**DIRECTIONS FOR THIS TASK**
Write out every line below that includes the word "splátky".

**MATERIAL**

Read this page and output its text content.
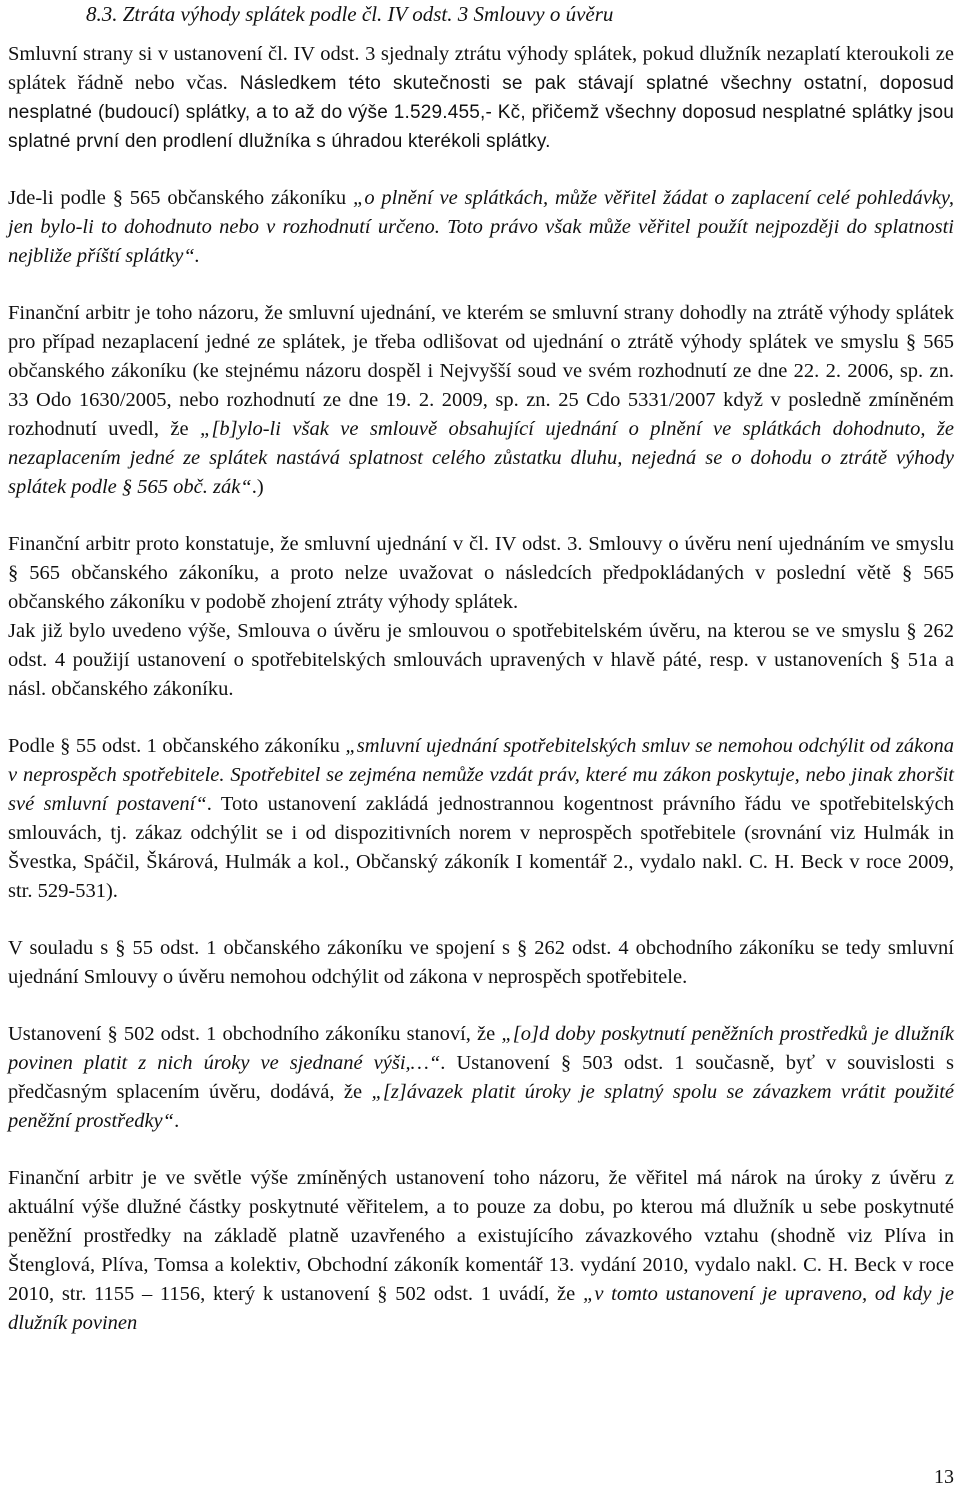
8.3. Ztráta výhody splátek podle čl. IV odst. 3 Smlouvy o úvěru

Smluvní strany si v ustanovení čl. IV odst. 3 sjednaly ztrátu výhody splátek, pokud dlužník nezaplatí kteroukoli ze splátek řádně nebo včas. Následkem této skutečnosti se pak stávají splatné všechny ostatní, doposud nesplatné (budoucí) splátky, a to až do výše 1.529.455,- Kč, přičemž všechny doposud nesplatné splátky jsou splatné první den prodlení dlužníka s úhradou kterékoli splátky.

Jde-li podle § 565 občanského zákoníku „o plnění ve splátkách, může věřitel žádat o zaplacení celé pohledávky, jen bylo-li to dohodnuto nebo v rozhodnutí určeno. Toto právo však může věřitel použít nejpozději do splatnosti nejbliže příští splátky“.

Finanční arbitr je toho názoru, že smluvní ujednání, ve kterém se smluvní strany dohodly na ztrátě výhody splátek pro případ nezaplacení jedné ze splátek, je třeba odlišovat od ujednání o ztrátě výhody splátek ve smyslu § 565 občanského zákoníku (ke stejnému názoru dospěl i Nejvyšší soud ve svém rozhodnutí ze dne 22. 2. 2006, sp. zn. 33 Odo 1630/2005, nebo rozhodnutí ze dne 19. 2. 2009, sp. zn. 25 Cdo 5331/2007 když v posledně zmíněném rozhodnutí uvedl, že „[b]ylo-li však ve smlouvě obsahující ujednání o plnění ve splátkách dohodnuto, že nezaplacením jedné ze splátek nastává splatnost celého zůstatku dluhu, nejedná se o dohodu o ztrátě výhody splátek podle § 565 obč. zák“.)

Finanční arbitr proto konstatuje, že smluvní ujednání v čl. IV odst. 3. Smlouvy o úvěru není ujednáním ve smyslu § 565 občanského zákoníku, a proto nelze uvažovat o následcích předpokládaných v poslední větě § 565 občanského zákoníku v podobě zhojení ztráty výhody splátek.

Jak již bylo uvedeno výše, Smlouva o úvěru je smlouvou o spotřebitelském úvěru, na kterou se ve smyslu § 262 odst. 4 použijí ustanovení o spotřebitelských smlouvách upravených v hlavě páté, resp. v ustanoveních § 51a a násl. občanského zákoníku.

Podle § 55 odst. 1 občanského zákoníku „smluvní ujednání spotřebitelských smluv se nemohou odchýlit od zákona v neprospěch spotřebitele. Spotřebitel se zejména nemůže vzdát práv, které mu zákon poskytuje, nebo jinak zhoršit své smluvní postavení“. Toto ustanovení zakládá jednostrannou kogentnost právního řádu ve spotřebitelských smlouvách, tj. zákaz odchýlit se i od dispozitivních norem v neprospěch spotřebitele (srovnání viz Hulmák in Švestka, Spáčil, Škárová, Hulmák a kol., Občanský zákoník I komentář 2., vydalo nakl. C. H. Beck v roce 2009, str. 529-531).

V souladu s § 55 odst. 1 občanského zákoníku ve spojení s § 262 odst. 4 obchodního zákoníku se tedy smluvní ujednání Smlouvy o úvěru nemohou odchýlit od zákona v neprospěch spotřebitele.

Ustanovení § 502 odst. 1 obchodního zákoníku stanoví, že „[o]d doby poskytnutí peněžních prostředků je dlužník povinen platit z nich úroky ve sjednané výši,…“. Ustanovení § 503 odst. 1 současně, byť v souvislosti s předčasným splacením úvěru, dodává, že „[z]ávazek platit úroky je splatný spolu se závazkem vrátit použité peněžní prostředky“.

Finanční arbitr je ve světle výše zmíněných ustanovení toho názoru, že věřitel má nárok na úroky z úvěru z aktuální výše dlužné částky poskytnuté věřitelem, a to pouze za dobu, po kterou má dlužník u sebe poskytnuté peněžní prostředky na základě platně uzavřeného a existujícího závazkového vztahu (shodně viz Plíva in Štenglová, Plíva, Tomsa a kolektiv, Obchodní zákoník komentář 13. vydání 2010, vydalo nakl. C. H. Beck v roce 2010, str. 1155 – 1156, který k ustanovení § 502 odst. 1 uvádí, že „v tomto ustanovení je upraveno, od kdy je dlužník povinen

13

**FINISHED EXERCISE**
Smluvní strany si v ustanovení čl. IV odst. 3 sjednaly ztrátu výhody splátek, pokud dlužník nezaplatí kteroukoli ze splátek řádně nebo včas. Následkem této skutečnosti se pak stávají splatné všechny ostatní, doposud nesplatné (budoucí) splátky, a to až do výše 1.529.455,- Kč, přičemž všechny doposud nesplatné splátky jsou splatné první den prodlení dlužníka s úhradou kterékoli splátky.
Jde-li podle § 565 občanského zákoníku „o plnění ve splátkách, může věřitel žádat o zaplacení celé pohledávky, jen bylo-li to dohodnuto nebo v rozhodnutí určeno. Toto právo však může věřitel použít nejpozději do splatnosti nejbliže příští splátky“.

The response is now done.